■ Short problem ■
Which lines hold the word "name"? Copy each of them from the material.

-- begin --

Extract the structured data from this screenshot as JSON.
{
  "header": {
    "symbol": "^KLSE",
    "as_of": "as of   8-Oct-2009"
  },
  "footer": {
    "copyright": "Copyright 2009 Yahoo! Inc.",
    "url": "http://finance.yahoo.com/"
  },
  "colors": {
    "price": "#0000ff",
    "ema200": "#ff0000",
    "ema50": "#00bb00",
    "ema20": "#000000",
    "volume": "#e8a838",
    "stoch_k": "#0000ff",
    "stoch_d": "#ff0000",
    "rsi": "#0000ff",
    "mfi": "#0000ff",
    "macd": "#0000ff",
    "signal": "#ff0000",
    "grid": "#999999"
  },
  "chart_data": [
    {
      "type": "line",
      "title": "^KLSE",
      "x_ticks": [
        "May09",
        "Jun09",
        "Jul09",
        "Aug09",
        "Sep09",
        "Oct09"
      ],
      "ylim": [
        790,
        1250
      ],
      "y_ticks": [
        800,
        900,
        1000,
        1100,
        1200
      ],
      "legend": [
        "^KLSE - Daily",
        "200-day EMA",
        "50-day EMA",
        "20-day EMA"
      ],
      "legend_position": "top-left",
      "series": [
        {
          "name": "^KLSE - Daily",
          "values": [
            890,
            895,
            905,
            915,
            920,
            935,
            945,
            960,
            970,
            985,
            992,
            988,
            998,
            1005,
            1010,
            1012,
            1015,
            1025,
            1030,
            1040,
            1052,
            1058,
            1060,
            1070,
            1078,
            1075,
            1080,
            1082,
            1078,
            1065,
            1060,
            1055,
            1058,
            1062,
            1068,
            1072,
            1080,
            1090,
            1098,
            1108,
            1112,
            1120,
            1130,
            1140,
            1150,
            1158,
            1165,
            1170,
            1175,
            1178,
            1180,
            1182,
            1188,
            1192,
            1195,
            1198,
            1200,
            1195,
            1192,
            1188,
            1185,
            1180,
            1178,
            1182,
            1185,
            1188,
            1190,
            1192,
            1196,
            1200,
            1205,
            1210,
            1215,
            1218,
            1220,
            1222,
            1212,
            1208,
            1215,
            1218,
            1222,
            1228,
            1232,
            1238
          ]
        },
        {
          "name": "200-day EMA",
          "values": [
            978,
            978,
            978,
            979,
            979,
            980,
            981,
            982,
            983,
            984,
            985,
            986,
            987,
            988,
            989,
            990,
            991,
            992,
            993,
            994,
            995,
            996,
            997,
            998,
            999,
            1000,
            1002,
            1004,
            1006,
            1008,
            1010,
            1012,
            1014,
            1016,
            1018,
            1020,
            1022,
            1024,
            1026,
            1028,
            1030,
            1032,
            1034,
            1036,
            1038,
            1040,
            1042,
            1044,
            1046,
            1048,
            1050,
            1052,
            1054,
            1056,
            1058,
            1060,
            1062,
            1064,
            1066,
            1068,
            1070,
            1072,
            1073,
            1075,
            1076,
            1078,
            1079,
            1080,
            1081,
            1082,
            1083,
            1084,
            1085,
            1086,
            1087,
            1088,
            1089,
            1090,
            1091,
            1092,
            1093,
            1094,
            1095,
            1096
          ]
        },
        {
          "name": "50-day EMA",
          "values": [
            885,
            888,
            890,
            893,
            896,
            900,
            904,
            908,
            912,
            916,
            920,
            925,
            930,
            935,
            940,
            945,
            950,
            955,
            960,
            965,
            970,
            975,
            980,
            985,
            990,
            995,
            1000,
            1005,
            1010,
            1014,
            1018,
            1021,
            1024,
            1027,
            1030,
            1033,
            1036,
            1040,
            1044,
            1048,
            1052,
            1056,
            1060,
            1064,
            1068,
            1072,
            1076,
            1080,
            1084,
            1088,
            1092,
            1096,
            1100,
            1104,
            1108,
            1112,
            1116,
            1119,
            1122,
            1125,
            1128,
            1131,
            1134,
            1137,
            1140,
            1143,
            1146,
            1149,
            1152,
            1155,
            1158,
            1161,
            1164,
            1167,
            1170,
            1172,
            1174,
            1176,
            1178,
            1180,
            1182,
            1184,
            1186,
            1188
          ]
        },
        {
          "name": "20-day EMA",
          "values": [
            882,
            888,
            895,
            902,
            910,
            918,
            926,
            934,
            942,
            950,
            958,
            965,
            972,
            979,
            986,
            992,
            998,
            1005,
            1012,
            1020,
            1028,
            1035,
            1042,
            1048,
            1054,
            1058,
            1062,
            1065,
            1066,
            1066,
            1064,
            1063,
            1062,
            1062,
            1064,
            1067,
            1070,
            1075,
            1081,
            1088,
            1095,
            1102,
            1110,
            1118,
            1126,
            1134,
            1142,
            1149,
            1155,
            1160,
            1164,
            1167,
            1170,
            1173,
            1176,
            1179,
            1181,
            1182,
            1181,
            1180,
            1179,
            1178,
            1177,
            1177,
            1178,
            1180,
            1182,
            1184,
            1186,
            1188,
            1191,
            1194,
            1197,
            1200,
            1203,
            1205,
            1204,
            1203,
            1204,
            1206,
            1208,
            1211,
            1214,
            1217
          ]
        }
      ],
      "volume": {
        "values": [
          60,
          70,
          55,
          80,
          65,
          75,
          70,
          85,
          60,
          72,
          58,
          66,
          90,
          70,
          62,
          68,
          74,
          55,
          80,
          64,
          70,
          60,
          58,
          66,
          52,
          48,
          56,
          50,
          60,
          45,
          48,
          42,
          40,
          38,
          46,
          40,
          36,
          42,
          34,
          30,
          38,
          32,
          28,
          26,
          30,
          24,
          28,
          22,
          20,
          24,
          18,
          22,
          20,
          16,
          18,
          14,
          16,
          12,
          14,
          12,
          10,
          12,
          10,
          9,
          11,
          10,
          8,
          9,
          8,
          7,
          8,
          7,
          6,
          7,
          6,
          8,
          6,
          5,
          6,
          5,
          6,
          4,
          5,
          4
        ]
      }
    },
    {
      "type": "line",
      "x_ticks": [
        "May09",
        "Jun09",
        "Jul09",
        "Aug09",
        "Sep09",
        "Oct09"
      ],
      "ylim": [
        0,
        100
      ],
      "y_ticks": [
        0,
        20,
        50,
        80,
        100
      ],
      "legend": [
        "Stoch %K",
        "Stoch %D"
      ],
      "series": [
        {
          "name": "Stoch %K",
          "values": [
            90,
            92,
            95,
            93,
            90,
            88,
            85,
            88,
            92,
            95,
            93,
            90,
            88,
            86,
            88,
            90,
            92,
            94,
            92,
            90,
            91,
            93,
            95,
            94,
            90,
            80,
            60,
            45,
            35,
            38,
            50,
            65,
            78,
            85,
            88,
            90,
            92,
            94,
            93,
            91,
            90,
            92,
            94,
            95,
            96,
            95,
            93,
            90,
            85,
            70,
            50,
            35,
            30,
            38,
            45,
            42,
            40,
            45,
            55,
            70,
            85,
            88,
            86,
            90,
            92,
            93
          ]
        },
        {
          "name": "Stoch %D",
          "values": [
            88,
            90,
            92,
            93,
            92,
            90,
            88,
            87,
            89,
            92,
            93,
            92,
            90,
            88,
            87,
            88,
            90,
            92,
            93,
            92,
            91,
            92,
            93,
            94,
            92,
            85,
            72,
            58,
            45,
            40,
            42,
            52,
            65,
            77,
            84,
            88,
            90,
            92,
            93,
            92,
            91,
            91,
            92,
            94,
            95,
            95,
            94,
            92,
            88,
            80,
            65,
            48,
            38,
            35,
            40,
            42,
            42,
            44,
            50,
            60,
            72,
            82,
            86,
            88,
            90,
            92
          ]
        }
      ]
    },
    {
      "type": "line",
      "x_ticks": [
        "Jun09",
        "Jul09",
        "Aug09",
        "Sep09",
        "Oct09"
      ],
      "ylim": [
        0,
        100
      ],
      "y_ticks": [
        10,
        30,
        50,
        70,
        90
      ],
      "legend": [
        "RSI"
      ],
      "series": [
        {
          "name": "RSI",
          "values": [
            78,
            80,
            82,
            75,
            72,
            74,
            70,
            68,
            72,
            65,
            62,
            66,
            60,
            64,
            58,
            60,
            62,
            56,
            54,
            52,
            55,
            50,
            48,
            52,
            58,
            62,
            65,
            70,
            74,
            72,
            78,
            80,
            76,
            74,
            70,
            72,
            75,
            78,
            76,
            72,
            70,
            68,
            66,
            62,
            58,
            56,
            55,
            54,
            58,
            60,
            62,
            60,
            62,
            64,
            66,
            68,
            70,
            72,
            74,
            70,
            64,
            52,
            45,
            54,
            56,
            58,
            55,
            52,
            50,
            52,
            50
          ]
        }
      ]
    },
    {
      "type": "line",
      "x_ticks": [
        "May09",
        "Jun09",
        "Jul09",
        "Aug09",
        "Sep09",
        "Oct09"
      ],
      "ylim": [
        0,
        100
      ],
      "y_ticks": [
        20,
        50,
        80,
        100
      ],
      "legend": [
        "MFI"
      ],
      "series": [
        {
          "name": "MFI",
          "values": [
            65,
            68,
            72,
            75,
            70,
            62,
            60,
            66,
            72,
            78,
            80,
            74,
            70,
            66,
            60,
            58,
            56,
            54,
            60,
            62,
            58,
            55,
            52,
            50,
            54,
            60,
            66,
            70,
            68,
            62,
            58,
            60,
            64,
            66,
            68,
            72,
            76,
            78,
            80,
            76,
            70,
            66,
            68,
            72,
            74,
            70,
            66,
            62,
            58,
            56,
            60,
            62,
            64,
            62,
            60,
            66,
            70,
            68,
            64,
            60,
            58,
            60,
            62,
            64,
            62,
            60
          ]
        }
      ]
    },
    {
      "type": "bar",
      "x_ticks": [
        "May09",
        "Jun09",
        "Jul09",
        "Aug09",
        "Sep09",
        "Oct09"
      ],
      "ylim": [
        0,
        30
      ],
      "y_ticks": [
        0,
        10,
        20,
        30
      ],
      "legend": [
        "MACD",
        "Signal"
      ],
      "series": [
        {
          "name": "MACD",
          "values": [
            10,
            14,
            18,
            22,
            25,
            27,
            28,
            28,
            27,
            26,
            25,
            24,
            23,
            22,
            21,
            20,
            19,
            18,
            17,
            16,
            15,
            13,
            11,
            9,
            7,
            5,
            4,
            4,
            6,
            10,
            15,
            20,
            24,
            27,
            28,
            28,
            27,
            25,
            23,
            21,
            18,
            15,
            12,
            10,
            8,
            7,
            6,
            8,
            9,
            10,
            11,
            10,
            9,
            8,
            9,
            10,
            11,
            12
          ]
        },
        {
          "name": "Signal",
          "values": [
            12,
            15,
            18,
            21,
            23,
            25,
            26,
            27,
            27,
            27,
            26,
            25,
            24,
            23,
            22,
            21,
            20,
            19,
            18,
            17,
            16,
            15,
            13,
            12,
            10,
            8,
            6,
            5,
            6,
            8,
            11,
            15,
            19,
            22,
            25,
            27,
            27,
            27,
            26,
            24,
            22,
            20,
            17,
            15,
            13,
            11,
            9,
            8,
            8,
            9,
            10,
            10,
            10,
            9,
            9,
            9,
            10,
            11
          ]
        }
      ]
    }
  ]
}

-- end --

■ Response to this exercise ■
          "name": "^KLSE - Daily",
          "name": "200-day EMA",
          "name": "50-day EMA",
          "name": "20-day EMA",
          "name": "Stoch %K",
          "name": "Stoch %D",
          "name": "RSI",
          "name": "MFI",
          "name": "MACD",
          "name": "Signal",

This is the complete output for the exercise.